• Supplied passage:

_ _ _ _ _

Violation of PRIMARY KEY constraint […]’. Cannot insert duplicate key in object @Graph’. The duplicate key value is ([…]).

 

I should preface the following statement by saying that I would never do this in a production environment, outside the context of temporary tables and unusual use cases (like our current endeavor). That said, ignoring duplicate keys here is downright awesome. Simply put, it prevents us from re-visiting previously-visited graph nodes (areas).

Got that? If we allow ourselves to try and insert duplicate keys (for areas we’ve already visited), but we categorically deny the right to do so – without throwing an error – we avoid the need to check for cases where we’ve already visited a given area. Those types of checks (“WHERE NOT IN…”) are expensive. This keeps our query fast and light. Nice.

Moving on…

IF @Found = 0 RETURN;

 

Abort, Scotty, if we couldn’t reach our destination. Sounds reasonable.

DECLARE @Delimiter VARCHAR(4) = ‘ > ‘;

 

Jumping ahead a bit, we want to build textual path descriptions. This delimiter determines how we subdivide those lists (e.g. “1 > 10”).

Now, Spartans, prepare for glory.

_ _ _ _ _

Please pick up the SQL path-finding walkthrough after its last line and keep writing it. The data that follows is separate material, unrelated to the text above.

• Given records:
_ _ _ _ _

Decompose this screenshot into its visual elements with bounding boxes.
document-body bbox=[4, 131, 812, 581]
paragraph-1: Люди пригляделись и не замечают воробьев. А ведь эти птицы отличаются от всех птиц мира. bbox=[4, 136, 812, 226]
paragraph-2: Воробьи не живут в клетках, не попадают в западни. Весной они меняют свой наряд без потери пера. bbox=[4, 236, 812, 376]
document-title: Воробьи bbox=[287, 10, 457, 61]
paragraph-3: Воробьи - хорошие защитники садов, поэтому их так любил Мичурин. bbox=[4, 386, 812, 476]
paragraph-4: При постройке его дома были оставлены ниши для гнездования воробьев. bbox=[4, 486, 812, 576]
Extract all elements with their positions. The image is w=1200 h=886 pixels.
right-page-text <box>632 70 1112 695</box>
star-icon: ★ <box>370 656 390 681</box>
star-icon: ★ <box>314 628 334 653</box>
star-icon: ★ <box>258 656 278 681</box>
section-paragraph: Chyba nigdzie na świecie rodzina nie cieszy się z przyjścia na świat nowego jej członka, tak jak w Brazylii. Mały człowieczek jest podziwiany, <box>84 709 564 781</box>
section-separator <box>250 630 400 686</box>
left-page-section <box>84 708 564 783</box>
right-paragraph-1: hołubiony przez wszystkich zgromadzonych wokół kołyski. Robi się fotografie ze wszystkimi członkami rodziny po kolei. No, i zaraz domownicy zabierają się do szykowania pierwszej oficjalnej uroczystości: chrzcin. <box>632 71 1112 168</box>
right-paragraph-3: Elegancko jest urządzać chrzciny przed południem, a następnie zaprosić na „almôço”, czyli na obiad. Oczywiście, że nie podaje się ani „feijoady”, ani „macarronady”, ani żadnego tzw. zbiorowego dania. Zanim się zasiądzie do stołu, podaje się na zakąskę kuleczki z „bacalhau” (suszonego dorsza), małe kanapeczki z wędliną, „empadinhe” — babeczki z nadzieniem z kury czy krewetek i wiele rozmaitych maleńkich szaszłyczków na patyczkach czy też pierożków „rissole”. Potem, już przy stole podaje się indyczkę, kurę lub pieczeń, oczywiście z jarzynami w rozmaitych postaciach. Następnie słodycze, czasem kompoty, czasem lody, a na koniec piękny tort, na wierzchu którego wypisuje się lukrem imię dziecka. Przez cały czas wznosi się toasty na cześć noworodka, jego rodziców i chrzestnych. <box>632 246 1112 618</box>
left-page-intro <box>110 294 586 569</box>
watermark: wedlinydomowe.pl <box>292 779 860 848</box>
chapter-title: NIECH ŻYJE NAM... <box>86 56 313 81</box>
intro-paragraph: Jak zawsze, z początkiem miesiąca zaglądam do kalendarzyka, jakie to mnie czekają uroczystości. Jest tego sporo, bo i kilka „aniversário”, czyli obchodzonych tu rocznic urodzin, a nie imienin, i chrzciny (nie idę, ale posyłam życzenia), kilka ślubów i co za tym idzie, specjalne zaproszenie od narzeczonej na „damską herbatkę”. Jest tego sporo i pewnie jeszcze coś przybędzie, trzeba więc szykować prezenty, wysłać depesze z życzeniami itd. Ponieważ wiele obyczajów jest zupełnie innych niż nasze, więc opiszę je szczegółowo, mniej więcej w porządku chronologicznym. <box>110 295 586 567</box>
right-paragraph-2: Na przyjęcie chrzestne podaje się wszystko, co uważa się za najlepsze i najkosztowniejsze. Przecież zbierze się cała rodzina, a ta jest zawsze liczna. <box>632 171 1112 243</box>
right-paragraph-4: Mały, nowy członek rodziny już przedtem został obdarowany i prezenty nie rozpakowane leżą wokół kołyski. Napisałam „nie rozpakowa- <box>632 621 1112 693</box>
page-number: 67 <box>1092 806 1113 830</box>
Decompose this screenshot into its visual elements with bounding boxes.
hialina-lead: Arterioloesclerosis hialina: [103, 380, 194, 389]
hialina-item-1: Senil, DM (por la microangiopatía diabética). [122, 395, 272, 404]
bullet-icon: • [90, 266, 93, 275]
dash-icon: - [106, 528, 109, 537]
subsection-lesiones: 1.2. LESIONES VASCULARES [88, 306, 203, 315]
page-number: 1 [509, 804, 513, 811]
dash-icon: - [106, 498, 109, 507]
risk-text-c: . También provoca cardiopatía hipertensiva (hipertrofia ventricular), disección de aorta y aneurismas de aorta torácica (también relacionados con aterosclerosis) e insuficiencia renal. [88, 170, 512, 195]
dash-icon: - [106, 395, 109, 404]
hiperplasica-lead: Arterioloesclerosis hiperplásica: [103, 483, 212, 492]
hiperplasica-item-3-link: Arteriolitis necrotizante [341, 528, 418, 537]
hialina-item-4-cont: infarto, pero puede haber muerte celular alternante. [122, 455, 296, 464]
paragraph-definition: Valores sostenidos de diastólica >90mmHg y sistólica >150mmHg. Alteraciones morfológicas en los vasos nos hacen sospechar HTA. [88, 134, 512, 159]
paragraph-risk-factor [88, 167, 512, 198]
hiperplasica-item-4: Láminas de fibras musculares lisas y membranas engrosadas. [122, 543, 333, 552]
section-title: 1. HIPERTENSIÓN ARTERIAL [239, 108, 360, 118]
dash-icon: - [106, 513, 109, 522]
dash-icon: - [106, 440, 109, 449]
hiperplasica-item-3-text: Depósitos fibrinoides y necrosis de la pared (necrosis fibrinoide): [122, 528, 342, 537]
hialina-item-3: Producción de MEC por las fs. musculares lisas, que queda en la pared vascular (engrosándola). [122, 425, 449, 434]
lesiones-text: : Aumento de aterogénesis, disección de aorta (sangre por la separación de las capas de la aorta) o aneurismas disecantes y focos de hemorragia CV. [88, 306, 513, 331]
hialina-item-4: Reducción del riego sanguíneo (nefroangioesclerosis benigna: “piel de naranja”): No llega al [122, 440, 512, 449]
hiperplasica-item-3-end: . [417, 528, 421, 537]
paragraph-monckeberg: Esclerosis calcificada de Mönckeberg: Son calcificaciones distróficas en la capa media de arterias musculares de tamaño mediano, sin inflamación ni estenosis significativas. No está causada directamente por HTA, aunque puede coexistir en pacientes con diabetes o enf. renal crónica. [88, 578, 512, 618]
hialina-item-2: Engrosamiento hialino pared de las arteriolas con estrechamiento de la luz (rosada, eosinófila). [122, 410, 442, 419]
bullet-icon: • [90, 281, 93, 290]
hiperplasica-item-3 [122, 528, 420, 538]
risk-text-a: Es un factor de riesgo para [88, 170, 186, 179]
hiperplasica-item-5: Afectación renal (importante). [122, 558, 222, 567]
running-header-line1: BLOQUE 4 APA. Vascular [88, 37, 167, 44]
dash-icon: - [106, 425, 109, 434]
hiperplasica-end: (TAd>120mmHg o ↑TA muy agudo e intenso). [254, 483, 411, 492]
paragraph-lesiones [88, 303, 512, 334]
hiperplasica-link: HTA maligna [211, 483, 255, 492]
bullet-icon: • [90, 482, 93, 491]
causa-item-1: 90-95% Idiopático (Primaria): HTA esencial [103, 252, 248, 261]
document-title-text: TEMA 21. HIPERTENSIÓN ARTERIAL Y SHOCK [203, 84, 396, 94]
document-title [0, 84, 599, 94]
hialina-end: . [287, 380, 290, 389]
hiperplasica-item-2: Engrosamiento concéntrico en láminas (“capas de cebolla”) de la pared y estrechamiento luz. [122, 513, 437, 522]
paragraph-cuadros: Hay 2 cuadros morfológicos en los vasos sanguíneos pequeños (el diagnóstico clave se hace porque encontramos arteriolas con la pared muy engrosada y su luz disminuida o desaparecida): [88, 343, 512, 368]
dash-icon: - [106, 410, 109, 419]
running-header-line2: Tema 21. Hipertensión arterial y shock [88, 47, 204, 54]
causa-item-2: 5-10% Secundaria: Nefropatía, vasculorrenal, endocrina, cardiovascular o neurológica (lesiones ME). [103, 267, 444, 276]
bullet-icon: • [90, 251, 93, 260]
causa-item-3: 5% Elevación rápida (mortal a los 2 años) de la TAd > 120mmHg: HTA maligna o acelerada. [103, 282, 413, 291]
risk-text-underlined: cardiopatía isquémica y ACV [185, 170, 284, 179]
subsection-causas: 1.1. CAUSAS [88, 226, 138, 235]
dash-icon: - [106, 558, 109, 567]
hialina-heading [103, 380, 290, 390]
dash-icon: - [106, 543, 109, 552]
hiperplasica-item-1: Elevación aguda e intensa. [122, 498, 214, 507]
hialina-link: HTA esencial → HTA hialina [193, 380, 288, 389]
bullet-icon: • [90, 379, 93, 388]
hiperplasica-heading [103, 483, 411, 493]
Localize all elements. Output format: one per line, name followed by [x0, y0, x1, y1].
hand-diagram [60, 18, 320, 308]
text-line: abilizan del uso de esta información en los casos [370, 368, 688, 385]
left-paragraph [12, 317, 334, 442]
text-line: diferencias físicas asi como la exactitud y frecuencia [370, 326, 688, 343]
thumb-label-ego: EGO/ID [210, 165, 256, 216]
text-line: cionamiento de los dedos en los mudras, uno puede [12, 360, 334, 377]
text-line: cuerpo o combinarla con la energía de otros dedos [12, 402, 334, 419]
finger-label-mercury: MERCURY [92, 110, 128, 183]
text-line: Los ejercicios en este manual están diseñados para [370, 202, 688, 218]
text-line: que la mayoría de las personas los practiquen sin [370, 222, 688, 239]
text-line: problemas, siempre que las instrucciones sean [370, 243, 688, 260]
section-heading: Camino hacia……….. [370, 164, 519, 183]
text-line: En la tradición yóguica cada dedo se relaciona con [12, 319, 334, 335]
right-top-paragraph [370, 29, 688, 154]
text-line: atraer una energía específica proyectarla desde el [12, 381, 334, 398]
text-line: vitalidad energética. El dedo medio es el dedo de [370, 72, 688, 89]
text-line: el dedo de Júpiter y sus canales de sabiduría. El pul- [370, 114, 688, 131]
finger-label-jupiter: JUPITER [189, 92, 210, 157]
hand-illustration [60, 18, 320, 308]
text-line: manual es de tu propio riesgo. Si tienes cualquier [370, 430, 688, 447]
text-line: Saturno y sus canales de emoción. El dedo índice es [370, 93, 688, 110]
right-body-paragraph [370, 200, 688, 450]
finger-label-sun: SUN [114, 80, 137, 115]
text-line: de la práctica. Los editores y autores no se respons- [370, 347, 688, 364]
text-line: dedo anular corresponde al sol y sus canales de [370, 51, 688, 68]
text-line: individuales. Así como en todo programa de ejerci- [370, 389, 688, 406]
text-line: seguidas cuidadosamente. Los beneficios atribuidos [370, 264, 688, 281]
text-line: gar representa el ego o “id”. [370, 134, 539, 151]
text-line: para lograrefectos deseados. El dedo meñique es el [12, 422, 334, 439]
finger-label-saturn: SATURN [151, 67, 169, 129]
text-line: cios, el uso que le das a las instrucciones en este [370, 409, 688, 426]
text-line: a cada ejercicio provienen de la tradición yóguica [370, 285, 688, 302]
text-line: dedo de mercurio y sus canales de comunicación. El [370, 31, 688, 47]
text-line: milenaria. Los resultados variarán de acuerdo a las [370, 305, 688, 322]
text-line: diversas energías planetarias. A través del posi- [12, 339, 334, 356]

_ _ _ _ _

• Reply:
WITH

 

[Path] (

  Step

  , PredecessorId

  , AreaId

  , [Path]

)

AS (

   SELECT

     g.Step

    , g.PredecessorId

    , g.AreaId

    , CONVERT(VARCHAR(8000), g.AreaId)

  FROM @Graph g

  WHERE g.AreaId = @EndAreaId

 

  UNION ALL

 

  SELECT

    g.Step

    , g.PredecessorId

    , g.AreaId

    , CONVERT(VARCHAR(8000), CONVERT(VARCHAR(8000), g.AreaId)

        + @Delimiter + p.[Path])

  FROM

    @Graph g

    JOIN [Path] p

      ON p.PredecessorId = g.AreaId

)

 

INSERT INTO @Path (

  Step

  , AreaId

  , [Path]

)

SELECT TOP 99.99 PERCENT

  p.Step

  , p.AreaId

  , p.[Path]

FROM [Path] p

ORDER BY p.Step;

Another CTE? Of course! Makes my brain tingle. Plus, this achieves the second major step in our process. We walk backward through the areas we identified in the first major step, starting from @EndAreaId (have a look at the anchor), from each area to its predecessor. We’re guaranteed we’ll reach the start sector (thankfully), and we build a delimited list of areas (our “path”) as we go.

I’ve highlighted one weird line. I don’t understand why SQL Server requires this syntax, but it enables us to correctly observe the ORDER BY clause while we INSERT from a CTE. Typically we wouldn’t care about ORDER during an INSERT, but we needed to reverse the order of our path as we were backtracking.

Only one action remains – it’s time to enjoy the fruit of our labor.

SELECT * FROM @Path;

 

We’ve got an ordered list of navigational steps to follow, and we can see (in delimited text) the path from each area in the route to our destination.

For example:

1 > 709 > 943 > 10

 

That looks like a route I could follow. Especially if this were a game world, and my character were attempting to travel from Area 1 to Area 10.

What’s the Point?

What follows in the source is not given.